■ **WORK REQUIRED**
List all the lines in these records that hold "JSON".

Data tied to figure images
* * *
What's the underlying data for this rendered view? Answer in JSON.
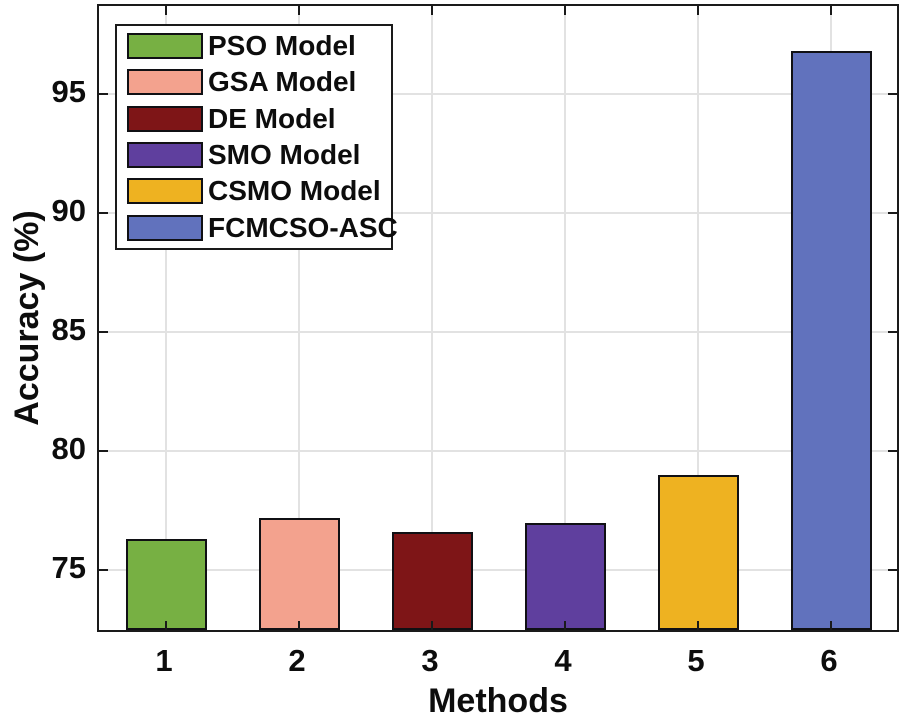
{
  "figure": {
    "background": "#ffffff",
    "axis_color": "#1a1a1a",
    "grid_color": "#e2e2e2",
    "text_color": "#0d0d0d",
    "bar_edge_color": "#101014"
  },
  "chart_data": {
    "type": "bar",
    "title": "",
    "xlabel": "Methods",
    "ylabel": "Accuracy (%)",
    "categories": [
      "1",
      "2",
      "3",
      "4",
      "5",
      "6"
    ],
    "series": [
      {
        "name": "PSO Model",
        "value": 76.3,
        "color": "#77b043"
      },
      {
        "name": "GSA Model",
        "value": 77.2,
        "color": "#f3a28e"
      },
      {
        "name": "DE Model",
        "value": 76.6,
        "color": "#7e1517"
      },
      {
        "name": "SMO Model",
        "value": 77.0,
        "color": "#5f3f9e"
      },
      {
        "name": "CSMO Model",
        "value": 79.0,
        "color": "#eeb221"
      },
      {
        "name": "FCMCSO-ASC",
        "value": 96.8,
        "color": "#6172bd"
      }
    ],
    "values": [
      76.3,
      77.2,
      76.6,
      77.0,
      79.0,
      96.8
    ],
    "yticks": [
      75,
      80,
      85,
      90,
      95
    ],
    "ylim": [
      72.5,
      98.67
    ],
    "grid": true,
    "legend_position": "upper-left",
    "bar_width_fraction": 0.61
  }
}
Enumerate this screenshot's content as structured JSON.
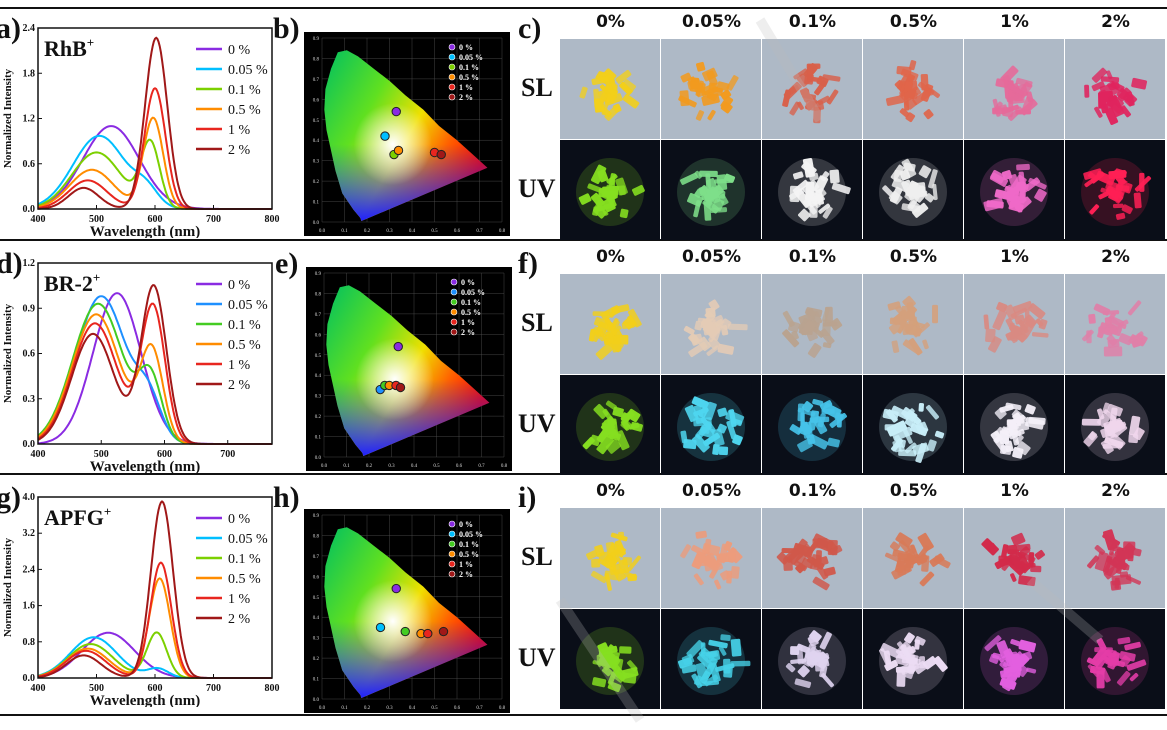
* * *
■ **TASK SOLUTION**
What's the underlying data for this rendered view? Answer in JSON.
Enumerate this screenshot's content as structured JSON.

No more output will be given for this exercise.